Records follow. Copy every line with "text".

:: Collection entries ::
····················

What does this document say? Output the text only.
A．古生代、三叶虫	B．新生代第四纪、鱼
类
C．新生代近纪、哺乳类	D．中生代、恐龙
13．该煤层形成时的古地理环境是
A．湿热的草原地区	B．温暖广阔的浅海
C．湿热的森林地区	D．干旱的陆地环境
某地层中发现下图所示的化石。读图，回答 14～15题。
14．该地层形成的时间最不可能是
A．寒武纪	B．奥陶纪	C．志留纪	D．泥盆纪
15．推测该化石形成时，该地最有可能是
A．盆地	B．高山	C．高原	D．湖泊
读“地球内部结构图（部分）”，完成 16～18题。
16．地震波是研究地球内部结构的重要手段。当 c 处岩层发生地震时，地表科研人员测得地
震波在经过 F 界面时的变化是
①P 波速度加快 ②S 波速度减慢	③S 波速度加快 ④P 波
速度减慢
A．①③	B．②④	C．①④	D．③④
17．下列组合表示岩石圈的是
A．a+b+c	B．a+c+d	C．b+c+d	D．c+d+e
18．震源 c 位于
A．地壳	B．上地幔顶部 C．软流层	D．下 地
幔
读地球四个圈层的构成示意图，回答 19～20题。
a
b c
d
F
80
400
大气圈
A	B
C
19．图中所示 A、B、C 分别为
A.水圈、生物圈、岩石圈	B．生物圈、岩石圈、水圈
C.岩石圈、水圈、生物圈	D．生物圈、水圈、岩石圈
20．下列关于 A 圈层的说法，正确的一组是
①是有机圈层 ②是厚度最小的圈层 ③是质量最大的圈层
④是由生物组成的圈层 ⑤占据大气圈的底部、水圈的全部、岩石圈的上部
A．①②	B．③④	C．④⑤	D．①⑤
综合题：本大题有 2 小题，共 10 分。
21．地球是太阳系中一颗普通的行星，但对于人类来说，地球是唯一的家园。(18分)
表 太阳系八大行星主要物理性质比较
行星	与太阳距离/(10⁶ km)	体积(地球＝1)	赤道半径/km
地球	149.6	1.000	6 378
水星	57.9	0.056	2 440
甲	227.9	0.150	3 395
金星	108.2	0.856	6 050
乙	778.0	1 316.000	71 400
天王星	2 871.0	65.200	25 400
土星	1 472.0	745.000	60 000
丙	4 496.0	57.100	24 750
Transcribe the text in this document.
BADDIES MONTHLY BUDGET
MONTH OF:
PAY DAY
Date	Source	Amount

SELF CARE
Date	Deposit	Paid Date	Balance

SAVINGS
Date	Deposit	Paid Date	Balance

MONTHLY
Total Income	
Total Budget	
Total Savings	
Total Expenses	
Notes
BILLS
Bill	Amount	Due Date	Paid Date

····················

:: Exercise result ::
What does this document say? Output the text only.
Transcribe the text in this document.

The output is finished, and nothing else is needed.